Your task:
Scan the material and copy every line in which "الرحمن" appears.

Records shown:
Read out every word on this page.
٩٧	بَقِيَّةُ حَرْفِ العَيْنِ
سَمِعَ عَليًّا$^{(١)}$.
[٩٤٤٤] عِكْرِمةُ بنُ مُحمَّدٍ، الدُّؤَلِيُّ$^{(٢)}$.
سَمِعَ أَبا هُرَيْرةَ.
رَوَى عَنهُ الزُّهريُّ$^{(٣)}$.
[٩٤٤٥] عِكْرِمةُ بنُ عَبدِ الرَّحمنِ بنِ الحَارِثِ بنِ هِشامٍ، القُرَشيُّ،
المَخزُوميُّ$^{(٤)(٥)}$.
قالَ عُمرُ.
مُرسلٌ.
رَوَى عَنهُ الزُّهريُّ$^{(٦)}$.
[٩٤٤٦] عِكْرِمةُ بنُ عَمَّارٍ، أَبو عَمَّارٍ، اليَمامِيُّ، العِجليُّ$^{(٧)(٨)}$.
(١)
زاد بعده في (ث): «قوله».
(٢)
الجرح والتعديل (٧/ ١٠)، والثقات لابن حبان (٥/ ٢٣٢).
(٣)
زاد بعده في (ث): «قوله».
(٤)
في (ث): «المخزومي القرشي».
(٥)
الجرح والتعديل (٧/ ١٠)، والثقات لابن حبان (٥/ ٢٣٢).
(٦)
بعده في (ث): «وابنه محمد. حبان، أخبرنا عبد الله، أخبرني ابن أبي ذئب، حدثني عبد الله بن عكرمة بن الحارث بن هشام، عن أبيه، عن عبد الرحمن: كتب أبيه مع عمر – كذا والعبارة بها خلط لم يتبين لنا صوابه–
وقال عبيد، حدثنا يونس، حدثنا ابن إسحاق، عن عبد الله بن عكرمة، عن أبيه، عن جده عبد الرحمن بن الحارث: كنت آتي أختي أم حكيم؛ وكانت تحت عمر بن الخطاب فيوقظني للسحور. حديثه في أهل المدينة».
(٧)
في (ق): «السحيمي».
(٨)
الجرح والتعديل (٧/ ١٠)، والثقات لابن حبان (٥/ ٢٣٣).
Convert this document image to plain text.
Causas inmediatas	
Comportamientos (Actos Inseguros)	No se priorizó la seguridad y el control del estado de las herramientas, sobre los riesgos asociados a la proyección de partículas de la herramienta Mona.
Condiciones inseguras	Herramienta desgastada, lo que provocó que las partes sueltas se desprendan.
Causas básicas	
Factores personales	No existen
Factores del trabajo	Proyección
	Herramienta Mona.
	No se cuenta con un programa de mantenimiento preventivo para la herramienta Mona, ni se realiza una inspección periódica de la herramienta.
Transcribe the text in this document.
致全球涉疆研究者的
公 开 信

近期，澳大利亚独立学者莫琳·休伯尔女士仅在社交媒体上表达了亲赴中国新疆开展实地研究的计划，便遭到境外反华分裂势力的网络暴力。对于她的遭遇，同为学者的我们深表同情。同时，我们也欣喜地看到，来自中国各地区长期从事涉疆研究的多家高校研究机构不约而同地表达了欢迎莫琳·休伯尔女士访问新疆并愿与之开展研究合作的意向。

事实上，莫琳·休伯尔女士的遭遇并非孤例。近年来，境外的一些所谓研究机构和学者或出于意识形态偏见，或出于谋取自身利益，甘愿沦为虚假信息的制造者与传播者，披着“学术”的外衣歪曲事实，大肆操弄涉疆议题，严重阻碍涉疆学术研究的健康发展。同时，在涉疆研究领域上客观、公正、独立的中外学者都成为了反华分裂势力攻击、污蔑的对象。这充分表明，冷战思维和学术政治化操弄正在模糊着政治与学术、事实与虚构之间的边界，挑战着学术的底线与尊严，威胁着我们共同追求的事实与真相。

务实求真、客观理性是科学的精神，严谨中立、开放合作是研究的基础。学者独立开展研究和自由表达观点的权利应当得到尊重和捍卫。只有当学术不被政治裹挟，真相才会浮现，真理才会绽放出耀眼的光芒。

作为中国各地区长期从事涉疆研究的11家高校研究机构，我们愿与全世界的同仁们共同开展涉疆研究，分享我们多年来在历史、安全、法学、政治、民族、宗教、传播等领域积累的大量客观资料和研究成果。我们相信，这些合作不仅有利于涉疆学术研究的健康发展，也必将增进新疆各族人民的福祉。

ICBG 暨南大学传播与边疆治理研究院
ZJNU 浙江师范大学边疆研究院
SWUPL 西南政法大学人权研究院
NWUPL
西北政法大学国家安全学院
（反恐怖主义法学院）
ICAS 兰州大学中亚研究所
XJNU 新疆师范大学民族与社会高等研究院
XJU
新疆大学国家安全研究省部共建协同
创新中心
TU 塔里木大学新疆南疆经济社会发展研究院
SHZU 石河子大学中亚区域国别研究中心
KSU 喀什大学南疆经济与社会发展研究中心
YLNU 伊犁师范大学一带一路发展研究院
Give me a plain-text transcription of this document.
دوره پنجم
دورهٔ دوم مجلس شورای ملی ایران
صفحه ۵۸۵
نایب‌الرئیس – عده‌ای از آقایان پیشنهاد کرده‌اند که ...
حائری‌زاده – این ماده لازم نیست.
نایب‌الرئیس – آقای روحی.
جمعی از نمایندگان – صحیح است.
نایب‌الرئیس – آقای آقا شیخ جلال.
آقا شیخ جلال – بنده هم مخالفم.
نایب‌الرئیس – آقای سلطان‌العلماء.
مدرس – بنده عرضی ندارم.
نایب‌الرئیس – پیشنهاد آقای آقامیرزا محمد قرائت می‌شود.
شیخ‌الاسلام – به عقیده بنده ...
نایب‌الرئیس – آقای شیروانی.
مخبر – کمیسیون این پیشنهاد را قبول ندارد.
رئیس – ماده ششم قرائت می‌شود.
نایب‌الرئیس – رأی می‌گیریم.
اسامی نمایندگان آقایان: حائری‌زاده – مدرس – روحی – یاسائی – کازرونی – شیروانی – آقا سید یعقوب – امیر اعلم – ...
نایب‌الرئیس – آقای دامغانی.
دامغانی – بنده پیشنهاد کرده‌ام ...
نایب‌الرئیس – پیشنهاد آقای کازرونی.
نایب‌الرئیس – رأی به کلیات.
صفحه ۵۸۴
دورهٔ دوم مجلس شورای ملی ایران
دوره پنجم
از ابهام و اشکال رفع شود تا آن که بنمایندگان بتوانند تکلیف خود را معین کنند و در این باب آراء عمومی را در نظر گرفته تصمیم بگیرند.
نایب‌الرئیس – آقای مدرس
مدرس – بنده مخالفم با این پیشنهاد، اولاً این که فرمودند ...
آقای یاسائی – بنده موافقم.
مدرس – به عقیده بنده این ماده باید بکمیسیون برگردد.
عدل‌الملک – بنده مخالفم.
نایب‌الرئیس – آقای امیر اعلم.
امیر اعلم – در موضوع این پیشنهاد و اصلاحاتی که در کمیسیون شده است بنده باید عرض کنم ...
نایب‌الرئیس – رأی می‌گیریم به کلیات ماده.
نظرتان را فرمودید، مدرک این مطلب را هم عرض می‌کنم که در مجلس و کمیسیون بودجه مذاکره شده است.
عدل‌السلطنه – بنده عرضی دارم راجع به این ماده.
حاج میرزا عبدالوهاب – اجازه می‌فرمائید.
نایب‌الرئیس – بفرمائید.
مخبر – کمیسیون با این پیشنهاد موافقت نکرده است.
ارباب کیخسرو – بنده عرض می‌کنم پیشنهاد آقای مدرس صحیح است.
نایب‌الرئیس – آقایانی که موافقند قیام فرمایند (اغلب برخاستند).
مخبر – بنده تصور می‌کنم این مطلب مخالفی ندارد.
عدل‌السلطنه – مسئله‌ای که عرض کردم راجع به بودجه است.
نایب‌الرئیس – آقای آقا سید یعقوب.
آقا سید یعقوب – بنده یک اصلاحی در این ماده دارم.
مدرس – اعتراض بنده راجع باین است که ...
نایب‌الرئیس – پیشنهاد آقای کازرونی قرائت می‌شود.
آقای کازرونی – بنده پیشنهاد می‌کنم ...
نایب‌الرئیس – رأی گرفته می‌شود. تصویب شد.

Output for this task:
بعده في (ث): «وابنه محمد. حبان، أخبرنا عبد الله، أخبرني ابن أبي ذئب، حدثني عبد الله بن عكرمة بن الحارث بن هشام، عن أبيه، عن عبد الرحمن: كتب أبيه مع عمر – كذا والعبارة بها خلط لم يتبين لنا صوابه–
وقال عبيد، حدثنا يونس، حدثنا ابن إسحاق، عن عبد الله بن عكرمة، عن أبيه، عن جده عبد الرحمن بن الحارث: كنت آتي أختي أم حكيم؛ وكانت تحت عمر بن الخطاب فيوقظني للسحور. حديثه في أهل المدينة».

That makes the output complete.